- **Stated task**
Pick out each line in these entries that contains the string "shipments".

- **Data records**
--- BEGIN ---
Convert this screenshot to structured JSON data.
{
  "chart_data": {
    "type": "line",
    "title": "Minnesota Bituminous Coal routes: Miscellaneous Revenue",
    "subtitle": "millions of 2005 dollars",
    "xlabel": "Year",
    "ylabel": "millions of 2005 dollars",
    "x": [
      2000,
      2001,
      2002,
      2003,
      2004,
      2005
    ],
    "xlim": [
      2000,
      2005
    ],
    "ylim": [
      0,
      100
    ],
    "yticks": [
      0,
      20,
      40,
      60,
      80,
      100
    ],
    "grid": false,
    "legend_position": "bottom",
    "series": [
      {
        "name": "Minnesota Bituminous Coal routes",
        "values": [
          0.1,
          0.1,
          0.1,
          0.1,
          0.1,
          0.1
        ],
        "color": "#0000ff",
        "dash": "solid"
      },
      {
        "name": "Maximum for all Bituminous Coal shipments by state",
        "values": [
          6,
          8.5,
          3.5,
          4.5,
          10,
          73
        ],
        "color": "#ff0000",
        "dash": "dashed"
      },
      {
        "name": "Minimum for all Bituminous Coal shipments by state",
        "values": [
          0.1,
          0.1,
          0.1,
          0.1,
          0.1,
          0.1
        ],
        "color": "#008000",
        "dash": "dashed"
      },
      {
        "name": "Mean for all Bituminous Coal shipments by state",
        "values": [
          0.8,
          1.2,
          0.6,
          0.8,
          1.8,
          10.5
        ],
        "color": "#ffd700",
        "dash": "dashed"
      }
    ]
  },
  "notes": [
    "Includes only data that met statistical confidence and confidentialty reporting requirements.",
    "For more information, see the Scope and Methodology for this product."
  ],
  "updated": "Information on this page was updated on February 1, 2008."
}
--- END ---
- **Finished task**
        "name": "Maximum for all Bituminous Coal shipments by state",
        "name": "Minimum for all Bituminous Coal shipments by state",
        "name": "Mean for all Bituminous Coal shipments by state",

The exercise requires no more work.